--- start of PROVIDED RECORDS ---

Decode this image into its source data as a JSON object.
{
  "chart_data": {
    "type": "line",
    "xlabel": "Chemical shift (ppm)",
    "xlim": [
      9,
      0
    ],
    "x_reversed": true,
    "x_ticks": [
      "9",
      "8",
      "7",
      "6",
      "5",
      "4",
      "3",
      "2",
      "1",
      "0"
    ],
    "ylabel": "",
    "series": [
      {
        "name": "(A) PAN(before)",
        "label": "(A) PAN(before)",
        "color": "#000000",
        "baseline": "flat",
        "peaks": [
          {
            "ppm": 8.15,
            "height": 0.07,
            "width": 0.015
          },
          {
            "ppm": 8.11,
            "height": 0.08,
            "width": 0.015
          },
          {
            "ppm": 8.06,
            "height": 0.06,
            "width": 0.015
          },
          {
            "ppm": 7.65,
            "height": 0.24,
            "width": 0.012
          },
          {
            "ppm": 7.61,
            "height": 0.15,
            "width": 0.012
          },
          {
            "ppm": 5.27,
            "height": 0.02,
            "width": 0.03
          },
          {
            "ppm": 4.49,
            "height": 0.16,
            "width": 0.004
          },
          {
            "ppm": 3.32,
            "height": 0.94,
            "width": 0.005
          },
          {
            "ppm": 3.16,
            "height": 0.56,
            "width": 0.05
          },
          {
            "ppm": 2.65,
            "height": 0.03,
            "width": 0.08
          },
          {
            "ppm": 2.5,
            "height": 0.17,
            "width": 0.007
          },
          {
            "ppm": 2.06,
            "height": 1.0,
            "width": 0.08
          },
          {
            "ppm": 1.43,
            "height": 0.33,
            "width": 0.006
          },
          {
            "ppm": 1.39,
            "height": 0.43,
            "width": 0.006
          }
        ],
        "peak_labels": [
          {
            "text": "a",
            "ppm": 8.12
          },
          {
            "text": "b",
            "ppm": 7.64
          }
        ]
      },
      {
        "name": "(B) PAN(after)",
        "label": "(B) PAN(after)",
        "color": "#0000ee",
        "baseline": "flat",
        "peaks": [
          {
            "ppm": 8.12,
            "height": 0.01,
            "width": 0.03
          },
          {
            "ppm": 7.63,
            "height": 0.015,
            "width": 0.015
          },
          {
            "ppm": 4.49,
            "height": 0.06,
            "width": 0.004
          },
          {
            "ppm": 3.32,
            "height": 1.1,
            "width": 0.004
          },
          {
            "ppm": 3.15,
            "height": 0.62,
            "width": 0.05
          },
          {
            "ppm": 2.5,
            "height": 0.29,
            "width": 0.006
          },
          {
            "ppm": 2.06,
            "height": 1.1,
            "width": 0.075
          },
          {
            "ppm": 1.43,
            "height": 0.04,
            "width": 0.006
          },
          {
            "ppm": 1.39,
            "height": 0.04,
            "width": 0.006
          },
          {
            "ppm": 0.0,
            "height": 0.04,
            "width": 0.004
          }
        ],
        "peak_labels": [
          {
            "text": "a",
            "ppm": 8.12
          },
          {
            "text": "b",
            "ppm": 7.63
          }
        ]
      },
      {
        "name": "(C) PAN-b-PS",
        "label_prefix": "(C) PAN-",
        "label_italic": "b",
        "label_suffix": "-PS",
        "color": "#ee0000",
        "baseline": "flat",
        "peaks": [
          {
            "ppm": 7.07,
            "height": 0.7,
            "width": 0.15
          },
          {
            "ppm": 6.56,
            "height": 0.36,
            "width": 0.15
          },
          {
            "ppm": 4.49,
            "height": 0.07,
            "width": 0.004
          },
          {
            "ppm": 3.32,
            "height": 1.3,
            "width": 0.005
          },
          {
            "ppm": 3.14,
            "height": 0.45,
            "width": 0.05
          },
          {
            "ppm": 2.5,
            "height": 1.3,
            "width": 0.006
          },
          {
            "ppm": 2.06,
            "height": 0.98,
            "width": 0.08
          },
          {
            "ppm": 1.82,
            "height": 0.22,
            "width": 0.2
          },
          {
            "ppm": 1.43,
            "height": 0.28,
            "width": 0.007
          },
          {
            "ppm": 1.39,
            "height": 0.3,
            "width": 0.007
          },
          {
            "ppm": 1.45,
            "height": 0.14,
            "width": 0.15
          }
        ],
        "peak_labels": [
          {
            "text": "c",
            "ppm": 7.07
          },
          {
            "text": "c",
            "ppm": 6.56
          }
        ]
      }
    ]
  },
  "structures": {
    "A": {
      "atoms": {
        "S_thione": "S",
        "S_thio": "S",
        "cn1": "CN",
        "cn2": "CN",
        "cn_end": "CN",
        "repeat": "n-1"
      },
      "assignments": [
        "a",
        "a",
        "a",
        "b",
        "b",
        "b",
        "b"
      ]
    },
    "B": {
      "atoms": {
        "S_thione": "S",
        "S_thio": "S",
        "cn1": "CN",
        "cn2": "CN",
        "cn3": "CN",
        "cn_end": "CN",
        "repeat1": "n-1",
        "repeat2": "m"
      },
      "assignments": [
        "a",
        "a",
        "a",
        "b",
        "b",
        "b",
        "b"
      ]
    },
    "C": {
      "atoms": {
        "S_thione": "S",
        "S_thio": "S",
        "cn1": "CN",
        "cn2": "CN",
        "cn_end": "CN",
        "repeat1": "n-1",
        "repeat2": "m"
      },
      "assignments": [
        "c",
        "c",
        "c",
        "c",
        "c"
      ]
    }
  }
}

--- end of PROVIDED RECORDS ---

(THE REQUEST)
Word for word, quote all of the data above.

(SOLUTION BELOW)
Decode this image into its source data as a JSON object.
{
  "chart_data": {
    "type": "line",
    "xlabel": "Chemical shift (ppm)",
    "xlim": [
      9,
      0
    ],
    "x_reversed": true,
    "x_ticks": [
      "9",
      "8",
      "7",
      "6",
      "5",
      "4",
      "3",
      "2",
      "1",
      "0"
    ],
    "ylabel": "",
    "series": [
      {
        "name": "(A) PAN(before)",
        "label": "(A) PAN(before)",
        "color": "#000000",
        "baseline": "flat",
        "peaks": [
          {
            "ppm": 8.15,
            "height": 0.07,
            "width": 0.015
          },
          {
            "ppm": 8.11,
            "height": 0.08,
            "width": 0.015
          },
          {
            "ppm": 8.06,
            "height": 0.06,
            "width": 0.015
          },
          {
            "ppm": 7.65,
            "height": 0.24,
            "width": 0.012
          },
          {
            "ppm": 7.61,
            "height": 0.15,
            "width": 0.012
          },
          {
            "ppm": 5.27,
            "height": 0.02,
            "width": 0.03
          },
          {
            "ppm": 4.49,
            "height": 0.16,
            "width": 0.004
          },
          {
            "ppm": 3.32,
            "height": 0.94,
            "width": 0.005
          },
          {
            "ppm": 3.16,
            "height": 0.56,
            "width": 0.05
          },
          {
            "ppm": 2.65,
            "height": 0.03,
            "width": 0.08
          },
          {
            "ppm": 2.5,
            "height": 0.17,
            "width": 0.007
          },
          {
            "ppm": 2.06,
            "height": 1.0,
            "width": 0.08
          },
          {
            "ppm": 1.43,
            "height": 0.33,
            "width": 0.006
          },
          {
            "ppm": 1.39,
            "height": 0.43,
            "width": 0.006
          }
        ],
        "peak_labels": [
          {
            "text": "a",
            "ppm": 8.12
          },
          {
            "text": "b",
            "ppm": 7.64
          }
        ]
      },
      {
        "name": "(B) PAN(after)",
        "label": "(B) PAN(after)",
        "color": "#0000ee",
        "baseline": "flat",
        "peaks": [
          {
            "ppm": 8.12,
            "height": 0.01,
            "width": 0.03
          },
          {
            "ppm": 7.63,
            "height": 0.015,
            "width": 0.015
          },
          {
            "ppm": 4.49,
            "height": 0.06,
            "width": 0.004
          },
          {
            "ppm": 3.32,
            "height": 1.1,
            "width": 0.004
          },
          {
            "ppm": 3.15,
            "height": 0.62,
            "width": 0.05
          },
          {
            "ppm": 2.5,
            "height": 0.29,
            "width": 0.006
          },
          {
            "ppm": 2.06,
            "height": 1.1,
            "width": 0.075
          },
          {
            "ppm": 1.43,
            "height": 0.04,
            "width": 0.006
          },
          {
            "ppm": 1.39,
            "height": 0.04,
            "width": 0.006
          },
          {
            "ppm": 0.0,
            "height": 0.04,
            "width": 0.004
          }
        ],
        "peak_labels": [
          {
            "text": "a",
            "ppm": 8.12
          },
          {
            "text": "b",
            "ppm": 7.63
          }
        ]
      },
      {
        "name": "(C) PAN-b-PS",
        "label_prefix": "(C) PAN-",
        "label_italic": "b",
        "label_suffix": "-PS",
        "color": "#ee0000",
        "baseline": "flat",
        "peaks": [
          {
            "ppm": 7.07,
            "height": 0.7,
            "width": 0.15
          },
          {
            "ppm": 6.56,
            "height": 0.36,
            "width": 0.15
          },
          {
            "ppm": 4.49,
            "height": 0.07,
            "width": 0.004
          },
          {
            "ppm": 3.32,
            "height": 1.3,
            "width": 0.005
          },
          {
            "ppm": 3.14,
            "height": 0.45,
            "width": 0.05
          },
          {
            "ppm": 2.5,
            "height": 1.3,
            "width": 0.006
          },
          {
            "ppm": 2.06,
            "height": 0.98,
            "width": 0.08
          },
          {
            "ppm": 1.82,
            "height": 0.22,
            "width": 0.2
          },
          {
            "ppm": 1.43,
            "height": 0.28,
            "width": 0.007
          },
          {
            "ppm": 1.39,
            "height": 0.3,
            "width": 0.007
          },
          {
            "ppm": 1.45,
            "height": 0.14,
            "width": 0.15
          }
        ],
        "peak_labels": [
          {
            "text": "c",
            "ppm": 7.07
          },
          {
            "text": "c",
            "ppm": 6.56
          }
        ]
      }
    ]
  },
  "structures": {
    "A": {
      "atoms": {
        "S_thione": "S",
        "S_thio": "S",
        "cn1": "CN",
        "cn2": "CN",
        "cn_end": "CN",
        "repeat": "n-1"
      },
      "assignments": [
        "a",
        "a",
        "a",
        "b",
        "b",
        "b",
        "b"
      ]
    },
    "B": {
      "atoms": {
        "S_thione": "S",
        "S_thio": "S",
        "cn1": "CN",
        "cn2": "CN",
        "cn3": "CN",
        "cn_end": "CN",
        "repeat1": "n-1",
        "repeat2": "m"
      },
      "assignments": [
        "a",
        "a",
        "a",
        "b",
        "b",
        "b",
        "b"
      ]
    },
    "C": {
      "atoms": {
        "S_thione": "S",
        "S_thio": "S",
        "cn1": "CN",
        "cn2": "CN",
        "cn_end": "CN",
        "repeat1": "n-1",
        "repeat2": "m"
      },
      "assignments": [
        "c",
        "c",
        "c",
        "c",
        "c"
      ]
    }
  }
}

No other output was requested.